Итак, отношение российского учительства к истории педагогики зависит от отношения всего общества к своему прошлому. Анализируя философские, культурологические, социологические работы по этой проблеме, можно прийти к выводу, что на общественное сознание современной России воз действуют три группы факторов: факторы тоталитарного наследия; факторы, меняющие психологию общества в XX веке практически во всех странах (факторы современности как принципиально иной в сравнении с традиционным обществом прошлого эпохи); национальные самобытные факторы глубинных пластов общественного сознания России и воздействий на них культур других обществ, прежде всего, западной культуры. Необходимо попытаться обобщить черты, свойственные коллективному сознанию современного российского общества.
Современные отечественные философы, следуя за своими европейскими коллегами более раннего периода, предполагают разделение всех обществ в истории на предрасположенные к созданию коллективистических и индивидуалистических цивилизаций (Поппер, Ивин). Понятно, что Россия будет отнесена к цивилизациям коллективистическим, что предполагает и большую предрасположенность к тоталитаризму, объясняемому как форма коллективизма для XX века.
Среди свойственных массовому сознанию черт, связываемых с тоталитарным прошлым (в такой трактовке, не только советским, но и прошлым всей российской истории) отмечаются:
- привычка к наличию единой для всего общества цели, беспокойство при отсутствии единой и освященной авторитетом идеи; стремление обрести ее, отождествление своей судьбы с судьбами государства, привычка к «подцензурности» со стороны общества и государства;
- стремление опереться в своих действиях на авторитет традиции, истории, обращение в прошлое, осторожность в отношении нового, не освященного традицией;
- утилитарный подход к культурным и научным достижениям (их значимость не сама по себе, а только в совпадении с коллективным пониманием значимого);
- при поколебленном авторитете идеи быстрый, обвальный отказ от нее и обретение новой, порой основанной на прямо противоположных постулатах, легковерие;
- низкая ценность логических аргументов и высокая -убежденности в своей правоте («правде»), пусть и основанной на непроверенных сведениях.
А общий вывод о чертах посттоталитарного сознания, касающихся восприятия истории, выражается так: «Поскольку коллективизм не отделяет прошлое от настоящего и будущего и истолковывает прошлое как обоснование и оправдание настоящего, с изменением настоящего должно неминуемо меняться и прошлое. Отсюда - постоянное переписывание истории» (Ивин).
Другая группа факторов связана с изменениями социальной психологии, которые человечество претерпевает с начала XX столетия и которые были замечены уже тогда. Прошлое при этом как бы разделялось на традиционное общество (до XX века), которое разрушилось до конца первой мировой войны, и современность, начавшуюся в период 1890-1920 годов и продолжающуюся сегодня. Между этими периодами истории лежит пропасть; они качественно отличны друг от друга, психология людей с началом XX века совершенно изменилась и продолжает меняться. Какие же черты свойственны ей и как они отражаются на восприятии обществом истории? Приведем цитаты из трудов трех известных немецких философов начала, середины и конца нынешнего столетия, которые представляются характерными.

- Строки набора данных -
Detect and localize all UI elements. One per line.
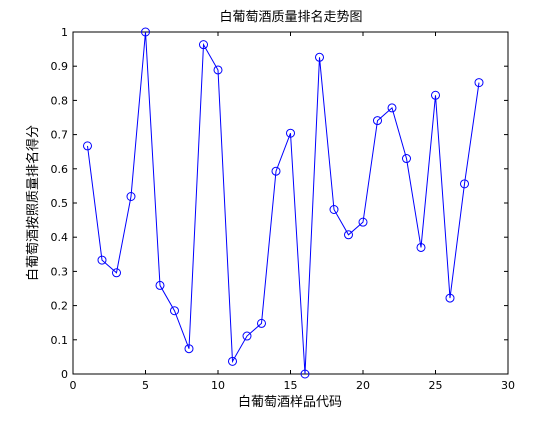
data-point-marker bbox=[170, 306, 179, 316]
y-tick-label: 0.9 bbox=[51, 60, 69, 73]
data-point-marker bbox=[286, 128, 295, 138]
data-point-marker bbox=[387, 103, 397, 113]
data-point-marker bbox=[184, 344, 194, 354]
y-axis-label: 白葡萄酒按照质量排名得分 bbox=[25, 125, 41, 281]
data-point-marker bbox=[97, 255, 107, 265]
y-tick-label: 1 bbox=[61, 26, 68, 39]
data-point-marker bbox=[445, 293, 455, 303]
data-point-marker bbox=[402, 154, 411, 164]
data-point-marker bbox=[474, 78, 484, 88]
x-tick-label: 30 bbox=[501, 379, 515, 392]
plot-area-frame bbox=[72, 31, 509, 375]
y-tick-label: 0.7 bbox=[51, 129, 69, 142]
data-point-marker bbox=[199, 40, 208, 50]
data-point-marker bbox=[257, 318, 266, 328]
x-axis-label: 白葡萄酒样品代码 bbox=[238, 394, 342, 410]
axis-tick-labels: 0 5 10 15 20 25 30 0 0.1 0.2 0.3 0.4 0.5 0.6 0.7 0.8 0.9… bbox=[51, 26, 516, 392]
y-tick-label: 0 bbox=[61, 368, 68, 381]
data-point-marker bbox=[416, 242, 426, 252]
x-tick-label: 5 bbox=[142, 379, 149, 392]
data-point-marker bbox=[228, 356, 237, 366]
data-point-marker bbox=[271, 166, 281, 176]
data-point-marker bbox=[329, 204, 339, 214]
y-tick-label: 0.2 bbox=[51, 300, 69, 313]
x-tick-label: 0 bbox=[70, 379, 77, 392]
y-tick-label: 0.5 bbox=[51, 197, 69, 210]
data-point-marker bbox=[155, 280, 165, 290]
x-tick-label: 15 bbox=[284, 379, 298, 392]
data-point-marker bbox=[83, 141, 92, 151]
chart-title: 白葡萄酒质量排名走势图 bbox=[219, 9, 362, 25]
data-point-marker bbox=[315, 52, 324, 62]
y-tick-label: 0.8 bbox=[51, 94, 69, 107]
x-tick-label: 25 bbox=[429, 379, 443, 392]
data-point-marker bbox=[431, 90, 440, 100]
data-point-marker bbox=[126, 192, 136, 202]
data-point-marker bbox=[300, 369, 310, 379]
x-tick-label: 10 bbox=[211, 379, 225, 392]
data-point-marker bbox=[141, 27, 150, 37]
x-tick-label: 20 bbox=[356, 379, 370, 392]
series-line bbox=[87, 31, 480, 375]
data-point-marker bbox=[373, 116, 382, 126]
data-point-marker bbox=[112, 268, 121, 278]
y-tick-label: 0.6 bbox=[51, 163, 69, 176]
data-point-marker bbox=[242, 331, 252, 341]
data-point-marker bbox=[344, 230, 353, 240]
data-point-marker bbox=[460, 179, 469, 189]
data-point-marker bbox=[213, 65, 223, 75]
data-point-marker bbox=[358, 217, 368, 227]
y-tick-label: 0.3 bbox=[51, 265, 69, 278]
series-markers bbox=[83, 27, 484, 379]
y-tick-label: 0.1 bbox=[51, 334, 69, 347]
axis-ticks bbox=[72, 31, 509, 375]
y-tick-label: 0.4 bbox=[51, 231, 69, 244]
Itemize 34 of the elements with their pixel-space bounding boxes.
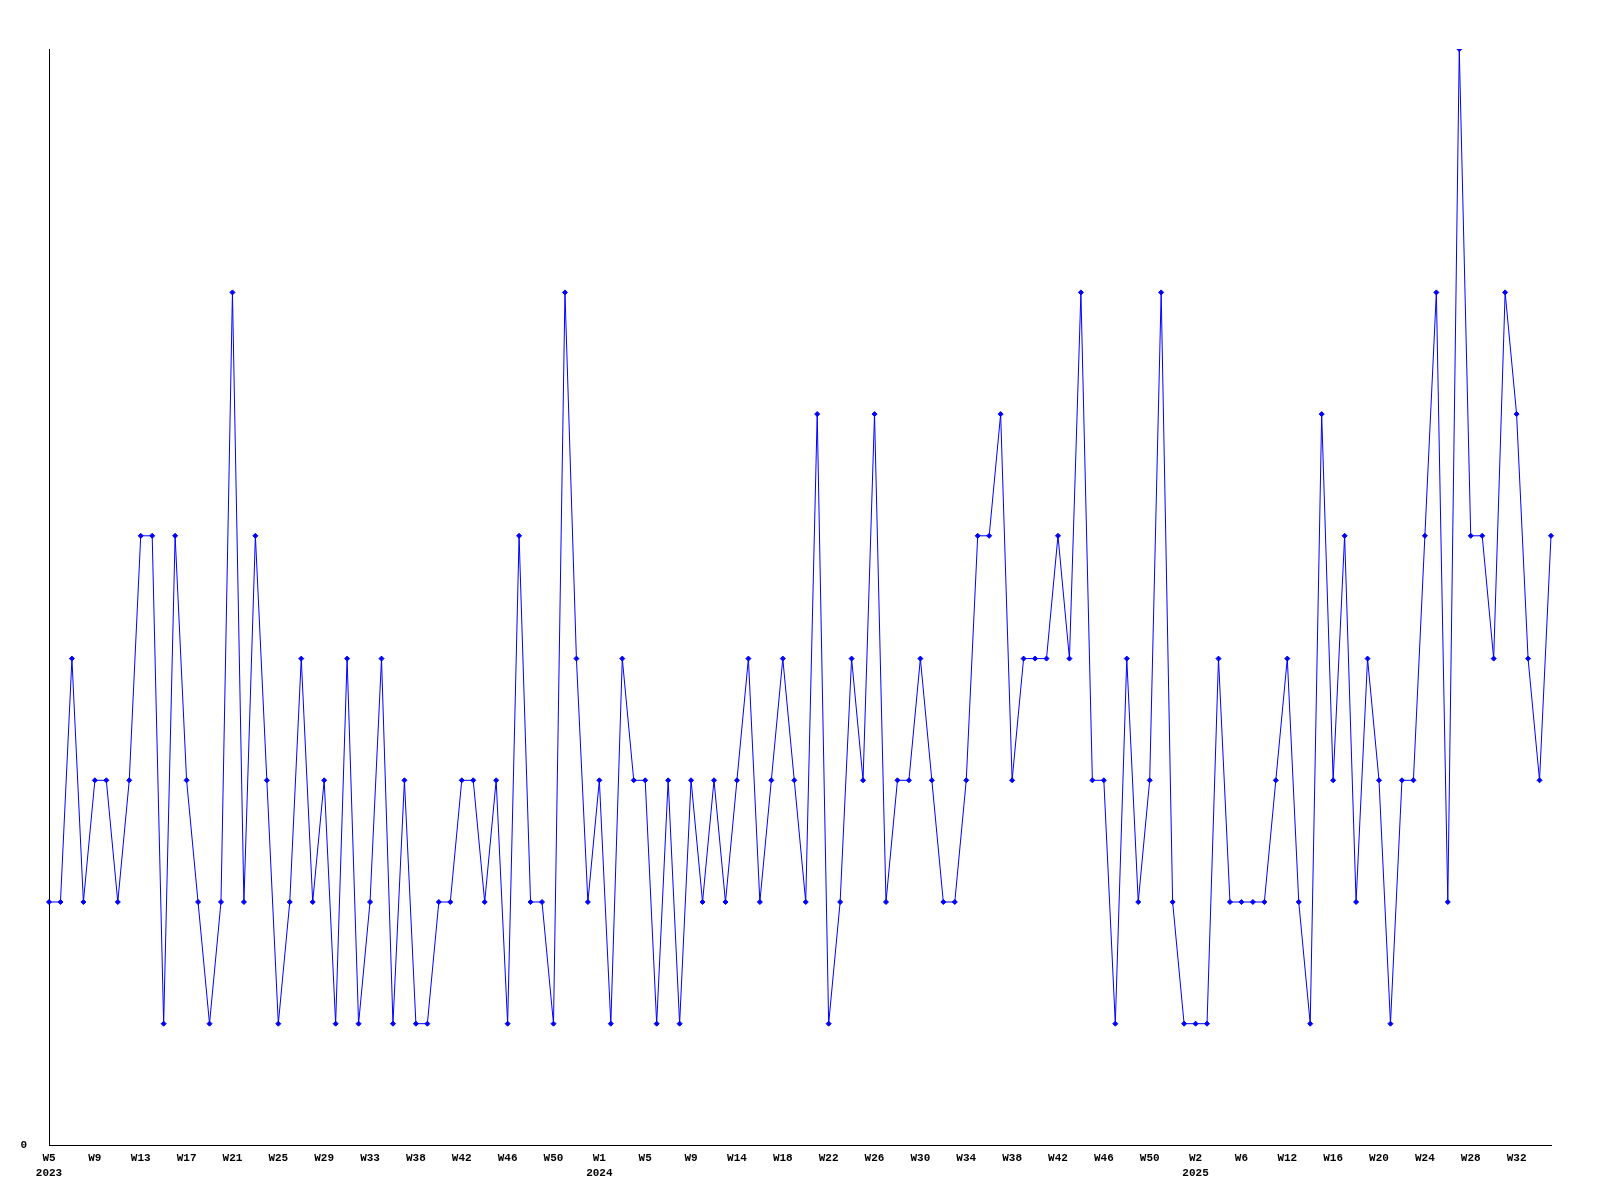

- Цель задания -
Ответьте на вопросы по исходному фрагменту:
1. Сколько групп факторов воздействуют на общественное сознание современной России?
2. Как объясняется тоталитаризм?
3. В какой период началась современность?

- Ответ -
1. Три.
2. Как форма коллективизма для XX века.
3. В период 1890–1920 годов.